=== STATED TASK ===
Transcribe all the records exactly and omit any images they hold.

Entries with figure data:
□ □ □ □ □

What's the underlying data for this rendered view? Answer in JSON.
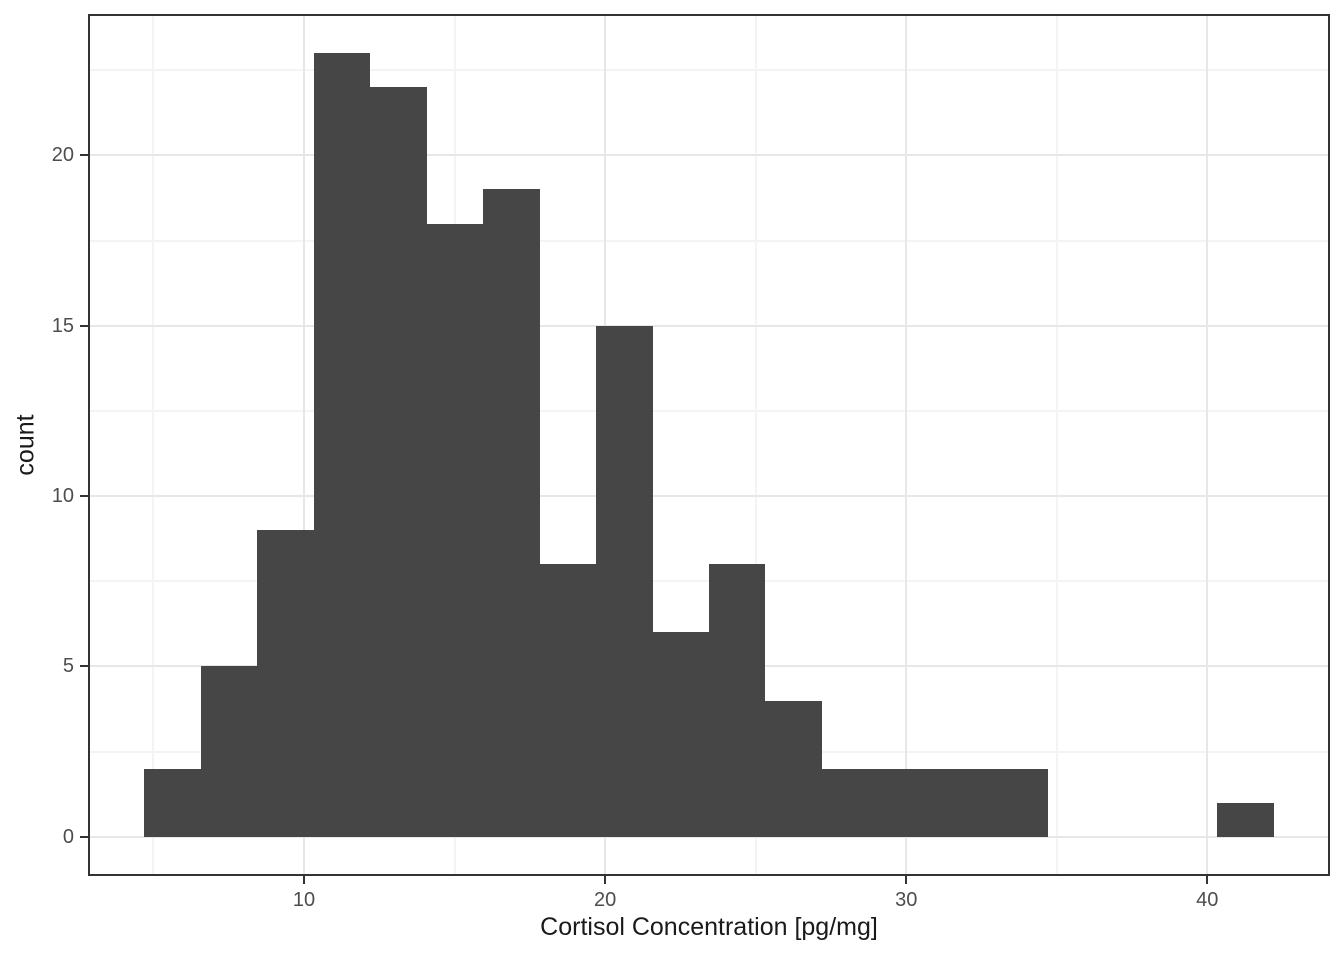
{
  "chart_data": {
    "type": "bar",
    "subtype": "histogram",
    "title": "",
    "xlabel": "Cortisol Concentration [pg/mg]",
    "ylabel": "count",
    "bar_color": "#464646",
    "panel_background": "#ffffff",
    "panel_border_color": "#333333",
    "grid_major_color": "#e7e7e7",
    "grid_minor_color": "#f4f4f4",
    "tick_color": "#333333",
    "tick_label_color": "#4d4d4d",
    "axis_title_color": "#1a1a1a",
    "grid": "on",
    "legend": "none",
    "xlim": [
      2.825,
      44.075
    ],
    "ylim": [
      -1.15,
      24.15
    ],
    "x_major_ticks": [
      10,
      20,
      30,
      40
    ],
    "x_minor_gridlines": [
      5,
      15,
      25,
      35
    ],
    "y_major_ticks": [
      0,
      5,
      10,
      15,
      20
    ],
    "y_minor_gridlines": [
      2.5,
      7.5,
      12.5,
      17.5,
      22.5
    ],
    "bin_start": 4.7,
    "bin_width": 1.875,
    "counts": [
      2,
      5,
      9,
      23,
      22,
      18,
      19,
      8,
      15,
      6,
      8,
      4,
      2,
      2,
      2,
      2,
      0,
      0,
      0,
      1
    ],
    "bins": [
      {
        "from": 4.7,
        "to": 6.575,
        "count": 2
      },
      {
        "from": 6.575,
        "to": 8.45,
        "count": 5
      },
      {
        "from": 8.45,
        "to": 10.325,
        "count": 9
      },
      {
        "from": 10.325,
        "to": 12.2,
        "count": 23
      },
      {
        "from": 12.2,
        "to": 14.075,
        "count": 22
      },
      {
        "from": 14.075,
        "to": 15.95,
        "count": 18
      },
      {
        "from": 15.95,
        "to": 17.825,
        "count": 19
      },
      {
        "from": 17.825,
        "to": 19.7,
        "count": 8
      },
      {
        "from": 19.7,
        "to": 21.575,
        "count": 15
      },
      {
        "from": 21.575,
        "to": 23.45,
        "count": 6
      },
      {
        "from": 23.45,
        "to": 25.325,
        "count": 8
      },
      {
        "from": 25.325,
        "to": 27.2,
        "count": 4
      },
      {
        "from": 27.2,
        "to": 29.075,
        "count": 2
      },
      {
        "from": 29.075,
        "to": 30.95,
        "count": 2
      },
      {
        "from": 30.95,
        "to": 32.825,
        "count": 2
      },
      {
        "from": 32.825,
        "to": 34.7,
        "count": 2
      },
      {
        "from": 34.7,
        "to": 36.575,
        "count": 0
      },
      {
        "from": 36.575,
        "to": 38.45,
        "count": 0
      },
      {
        "from": 38.45,
        "to": 40.325,
        "count": 0
      },
      {
        "from": 40.325,
        "to": 42.2,
        "count": 1
      }
    ]
  }
}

□ □ □ □ □

=== TASK RESULT ===
What's the underlying data for this rendered view? Answer in JSON.
{
  "chart_data": {
    "type": "bar",
    "subtype": "histogram",
    "title": "",
    "xlabel": "Cortisol Concentration [pg/mg]",
    "ylabel": "count",
    "bar_color": "#464646",
    "panel_background": "#ffffff",
    "panel_border_color": "#333333",
    "grid_major_color": "#e7e7e7",
    "grid_minor_color": "#f4f4f4",
    "tick_color": "#333333",
    "tick_label_color": "#4d4d4d",
    "axis_title_color": "#1a1a1a",
    "grid": "on",
    "legend": "none",
    "xlim": [
      2.825,
      44.075
    ],
    "ylim": [
      -1.15,
      24.15
    ],
    "x_major_ticks": [
      10,
      20,
      30,
      40
    ],
    "x_minor_gridlines": [
      5,
      15,
      25,
      35
    ],
    "y_major_ticks": [
      0,
      5,
      10,
      15,
      20
    ],
    "y_minor_gridlines": [
      2.5,
      7.5,
      12.5,
      17.5,
      22.5
    ],
    "bin_start": 4.7,
    "bin_width": 1.875,
    "counts": [
      2,
      5,
      9,
      23,
      22,
      18,
      19,
      8,
      15,
      6,
      8,
      4,
      2,
      2,
      2,
      2,
      0,
      0,
      0,
      1
    ],
    "bins": [
      {
        "from": 4.7,
        "to": 6.575,
        "count": 2
      },
      {
        "from": 6.575,
        "to": 8.45,
        "count": 5
      },
      {
        "from": 8.45,
        "to": 10.325,
        "count": 9
      },
      {
        "from": 10.325,
        "to": 12.2,
        "count": 23
      },
      {
        "from": 12.2,
        "to": 14.075,
        "count": 22
      },
      {
        "from": 14.075,
        "to": 15.95,
        "count": 18
      },
      {
        "from": 15.95,
        "to": 17.825,
        "count": 19
      },
      {
        "from": 17.825,
        "to": 19.7,
        "count": 8
      },
      {
        "from": 19.7,
        "to": 21.575,
        "count": 15
      },
      {
        "from": 21.575,
        "to": 23.45,
        "count": 6
      },
      {
        "from": 23.45,
        "to": 25.325,
        "count": 8
      },
      {
        "from": 25.325,
        "to": 27.2,
        "count": 4
      },
      {
        "from": 27.2,
        "to": 29.075,
        "count": 2
      },
      {
        "from": 29.075,
        "to": 30.95,
        "count": 2
      },
      {
        "from": 30.95,
        "to": 32.825,
        "count": 2
      },
      {
        "from": 32.825,
        "to": 34.7,
        "count": 2
      },
      {
        "from": 34.7,
        "to": 36.575,
        "count": 0
      },
      {
        "from": 36.575,
        "to": 38.45,
        "count": 0
      },
      {
        "from": 38.45,
        "to": 40.325,
        "count": 0
      },
      {
        "from": 40.325,
        "to": 42.2,
        "count": 1
      }
    ]
  }
}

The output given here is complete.